"""

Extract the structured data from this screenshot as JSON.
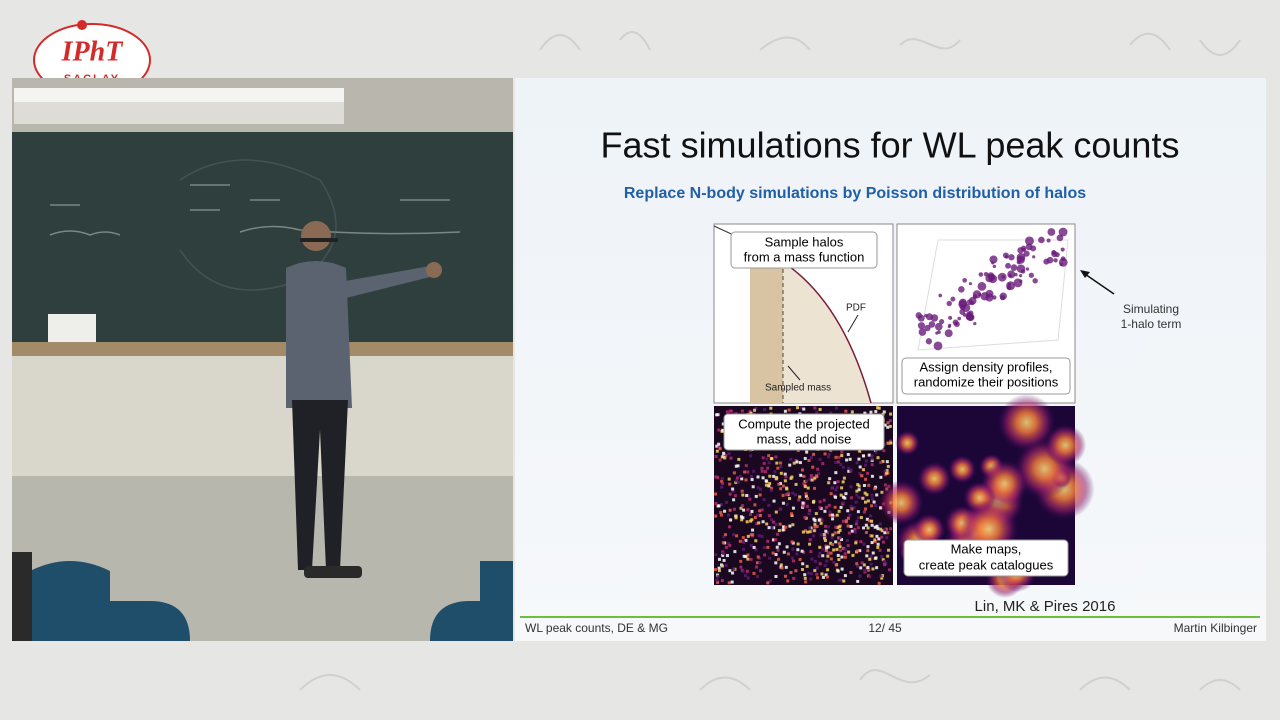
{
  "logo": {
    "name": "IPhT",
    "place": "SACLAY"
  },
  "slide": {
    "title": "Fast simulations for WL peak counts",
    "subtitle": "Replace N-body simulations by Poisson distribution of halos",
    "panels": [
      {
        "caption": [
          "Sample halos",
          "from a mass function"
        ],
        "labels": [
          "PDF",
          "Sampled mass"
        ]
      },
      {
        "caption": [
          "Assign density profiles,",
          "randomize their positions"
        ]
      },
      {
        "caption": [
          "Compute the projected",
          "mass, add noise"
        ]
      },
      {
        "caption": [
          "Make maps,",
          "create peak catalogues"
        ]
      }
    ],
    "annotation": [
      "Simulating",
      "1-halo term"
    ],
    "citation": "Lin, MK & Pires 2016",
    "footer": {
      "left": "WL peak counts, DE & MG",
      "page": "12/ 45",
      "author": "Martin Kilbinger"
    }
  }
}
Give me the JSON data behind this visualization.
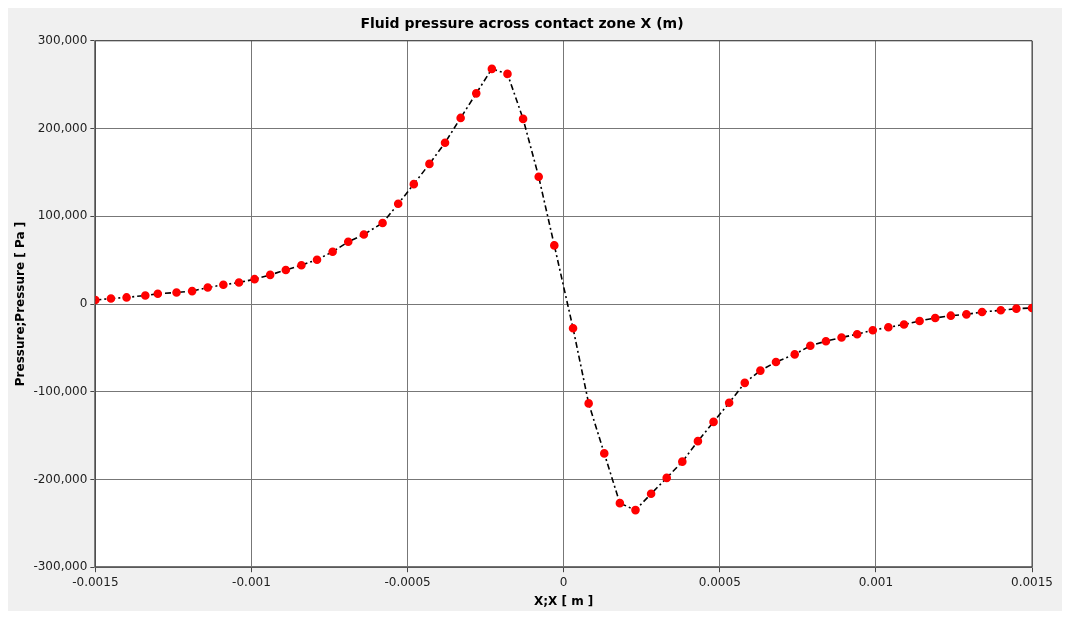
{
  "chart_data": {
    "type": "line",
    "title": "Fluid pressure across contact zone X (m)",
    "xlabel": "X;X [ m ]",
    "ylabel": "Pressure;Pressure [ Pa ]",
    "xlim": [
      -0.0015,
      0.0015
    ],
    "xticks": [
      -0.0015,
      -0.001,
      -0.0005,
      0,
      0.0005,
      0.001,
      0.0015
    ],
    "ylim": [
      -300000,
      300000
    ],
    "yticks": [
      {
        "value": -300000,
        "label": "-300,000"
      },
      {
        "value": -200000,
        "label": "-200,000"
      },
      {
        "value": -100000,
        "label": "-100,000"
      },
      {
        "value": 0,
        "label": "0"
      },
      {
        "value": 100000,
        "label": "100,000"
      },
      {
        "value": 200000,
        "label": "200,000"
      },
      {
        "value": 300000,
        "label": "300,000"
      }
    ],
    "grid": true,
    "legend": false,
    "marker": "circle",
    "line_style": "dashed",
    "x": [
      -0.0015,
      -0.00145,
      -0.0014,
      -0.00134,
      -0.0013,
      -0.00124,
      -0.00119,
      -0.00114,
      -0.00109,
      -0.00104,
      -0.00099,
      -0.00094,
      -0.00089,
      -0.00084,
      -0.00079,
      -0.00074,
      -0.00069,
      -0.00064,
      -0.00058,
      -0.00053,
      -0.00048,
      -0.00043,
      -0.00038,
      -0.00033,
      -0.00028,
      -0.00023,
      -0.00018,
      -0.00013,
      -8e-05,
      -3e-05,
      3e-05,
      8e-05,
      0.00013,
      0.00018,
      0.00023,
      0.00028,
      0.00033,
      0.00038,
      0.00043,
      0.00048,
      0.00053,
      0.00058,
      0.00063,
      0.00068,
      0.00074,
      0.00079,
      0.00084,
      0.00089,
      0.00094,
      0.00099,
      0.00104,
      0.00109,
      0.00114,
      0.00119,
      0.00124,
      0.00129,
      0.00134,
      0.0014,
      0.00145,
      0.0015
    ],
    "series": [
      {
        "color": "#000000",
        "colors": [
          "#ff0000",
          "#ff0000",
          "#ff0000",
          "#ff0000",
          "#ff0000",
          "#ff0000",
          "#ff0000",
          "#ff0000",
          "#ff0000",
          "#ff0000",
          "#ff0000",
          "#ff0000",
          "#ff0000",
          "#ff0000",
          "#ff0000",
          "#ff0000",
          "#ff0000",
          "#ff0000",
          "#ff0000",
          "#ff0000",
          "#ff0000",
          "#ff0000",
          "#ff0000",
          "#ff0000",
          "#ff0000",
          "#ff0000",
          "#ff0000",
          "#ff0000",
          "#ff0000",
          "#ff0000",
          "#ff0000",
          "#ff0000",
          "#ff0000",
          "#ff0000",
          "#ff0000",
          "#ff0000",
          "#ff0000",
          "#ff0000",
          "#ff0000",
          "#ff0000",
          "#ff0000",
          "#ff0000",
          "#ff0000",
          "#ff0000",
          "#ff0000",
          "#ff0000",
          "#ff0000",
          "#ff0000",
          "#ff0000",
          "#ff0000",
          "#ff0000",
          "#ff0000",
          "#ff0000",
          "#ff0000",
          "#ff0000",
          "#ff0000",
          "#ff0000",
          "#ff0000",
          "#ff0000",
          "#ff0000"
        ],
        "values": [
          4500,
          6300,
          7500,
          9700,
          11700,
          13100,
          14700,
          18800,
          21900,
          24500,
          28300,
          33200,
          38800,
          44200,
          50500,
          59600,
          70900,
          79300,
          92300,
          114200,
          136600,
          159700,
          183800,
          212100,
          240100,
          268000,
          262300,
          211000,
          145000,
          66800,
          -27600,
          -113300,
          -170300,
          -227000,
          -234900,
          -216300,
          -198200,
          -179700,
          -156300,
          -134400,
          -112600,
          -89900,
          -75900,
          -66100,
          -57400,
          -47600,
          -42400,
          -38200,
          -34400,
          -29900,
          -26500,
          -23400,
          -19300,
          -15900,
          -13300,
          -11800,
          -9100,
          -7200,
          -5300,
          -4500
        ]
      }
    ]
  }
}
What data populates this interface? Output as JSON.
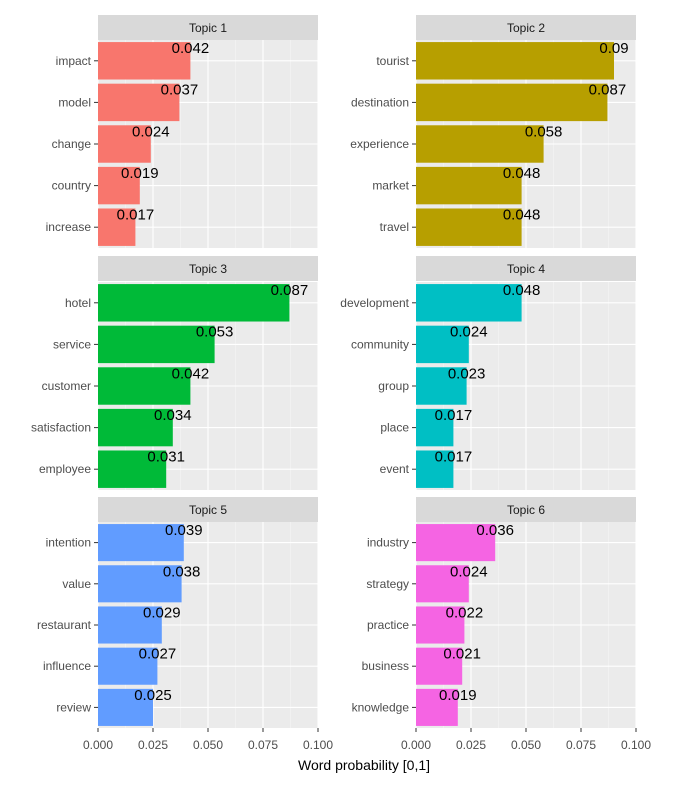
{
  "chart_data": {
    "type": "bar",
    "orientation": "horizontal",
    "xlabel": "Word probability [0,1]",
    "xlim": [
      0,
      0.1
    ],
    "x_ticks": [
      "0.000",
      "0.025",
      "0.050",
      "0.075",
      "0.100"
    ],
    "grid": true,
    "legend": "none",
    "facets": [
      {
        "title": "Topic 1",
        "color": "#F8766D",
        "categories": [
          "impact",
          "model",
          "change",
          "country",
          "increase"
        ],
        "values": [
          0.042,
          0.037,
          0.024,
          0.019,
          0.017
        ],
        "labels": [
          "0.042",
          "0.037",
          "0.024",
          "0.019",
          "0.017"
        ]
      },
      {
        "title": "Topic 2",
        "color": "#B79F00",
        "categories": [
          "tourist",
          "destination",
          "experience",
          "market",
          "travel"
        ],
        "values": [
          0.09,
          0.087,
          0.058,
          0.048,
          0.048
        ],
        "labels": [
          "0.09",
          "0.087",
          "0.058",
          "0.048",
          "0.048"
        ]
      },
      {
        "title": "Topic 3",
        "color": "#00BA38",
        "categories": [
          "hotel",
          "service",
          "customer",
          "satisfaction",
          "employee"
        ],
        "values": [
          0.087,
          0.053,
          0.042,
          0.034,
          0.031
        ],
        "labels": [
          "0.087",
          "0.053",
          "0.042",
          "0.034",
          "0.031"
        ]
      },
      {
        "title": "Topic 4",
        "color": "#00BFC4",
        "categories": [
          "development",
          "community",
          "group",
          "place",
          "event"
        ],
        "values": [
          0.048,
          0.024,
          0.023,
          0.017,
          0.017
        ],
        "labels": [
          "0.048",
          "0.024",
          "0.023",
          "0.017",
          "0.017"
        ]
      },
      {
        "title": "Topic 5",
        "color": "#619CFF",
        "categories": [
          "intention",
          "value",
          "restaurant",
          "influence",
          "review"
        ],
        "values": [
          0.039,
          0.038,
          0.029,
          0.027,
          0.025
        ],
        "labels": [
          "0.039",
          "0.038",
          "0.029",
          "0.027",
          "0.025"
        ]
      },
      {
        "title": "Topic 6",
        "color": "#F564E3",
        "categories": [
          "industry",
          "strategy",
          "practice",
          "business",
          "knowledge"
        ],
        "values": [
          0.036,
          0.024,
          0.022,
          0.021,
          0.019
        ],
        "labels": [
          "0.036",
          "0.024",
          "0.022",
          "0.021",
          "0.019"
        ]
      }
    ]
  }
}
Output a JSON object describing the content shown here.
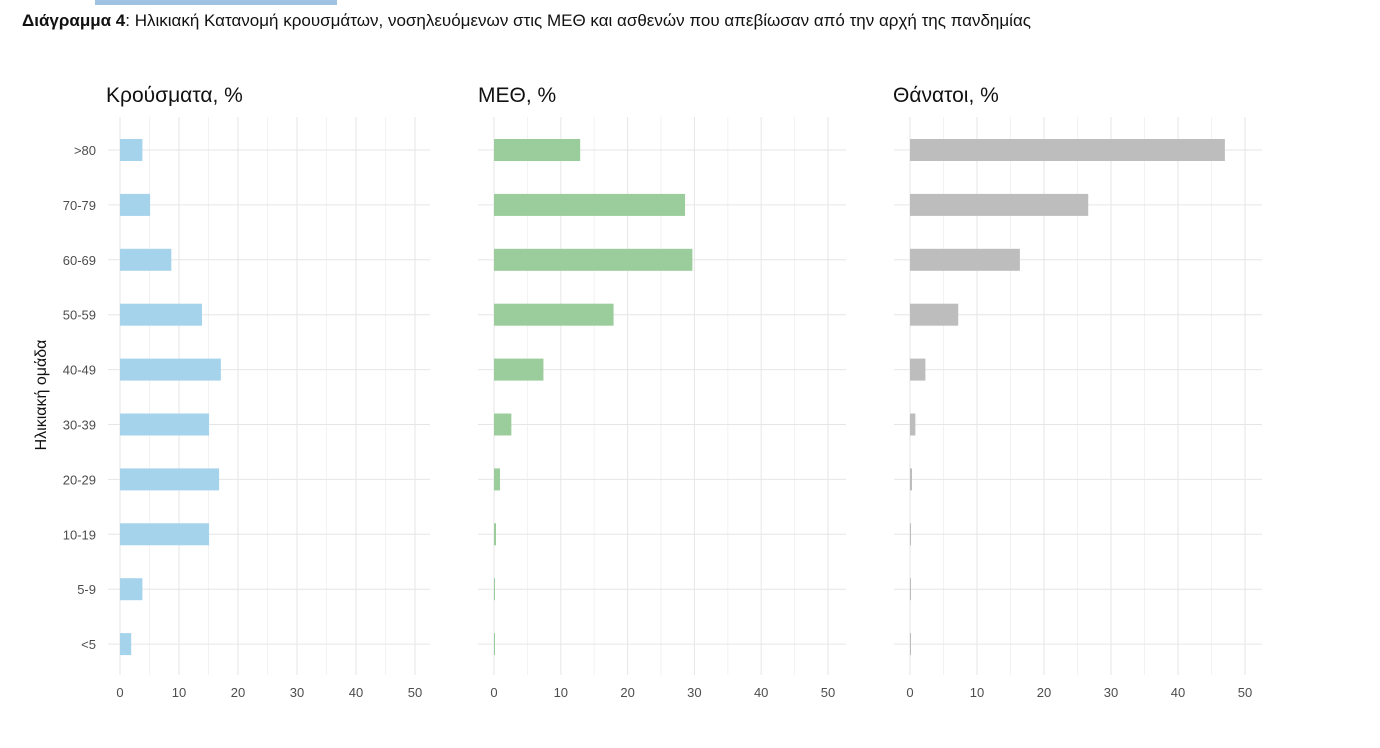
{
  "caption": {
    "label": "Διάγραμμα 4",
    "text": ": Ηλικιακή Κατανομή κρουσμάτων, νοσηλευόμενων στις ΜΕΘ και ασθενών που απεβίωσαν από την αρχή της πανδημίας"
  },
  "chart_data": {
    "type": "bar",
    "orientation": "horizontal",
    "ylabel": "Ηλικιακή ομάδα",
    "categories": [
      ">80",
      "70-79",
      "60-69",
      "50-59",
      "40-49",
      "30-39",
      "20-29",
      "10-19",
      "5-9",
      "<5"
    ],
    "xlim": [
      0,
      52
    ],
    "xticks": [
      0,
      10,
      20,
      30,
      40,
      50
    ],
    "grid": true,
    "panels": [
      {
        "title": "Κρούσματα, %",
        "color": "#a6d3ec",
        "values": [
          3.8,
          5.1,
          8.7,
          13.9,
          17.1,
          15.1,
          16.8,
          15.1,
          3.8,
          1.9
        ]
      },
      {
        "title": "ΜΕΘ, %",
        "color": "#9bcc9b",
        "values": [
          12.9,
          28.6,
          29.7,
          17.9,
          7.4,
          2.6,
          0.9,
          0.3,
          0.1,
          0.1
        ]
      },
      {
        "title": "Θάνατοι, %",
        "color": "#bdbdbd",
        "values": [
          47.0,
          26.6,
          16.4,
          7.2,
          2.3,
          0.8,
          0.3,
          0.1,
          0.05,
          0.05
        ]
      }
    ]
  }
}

"""

Task:
Only the number is wanted: how many lines of the data contain the word "peak"?

Right answer:
3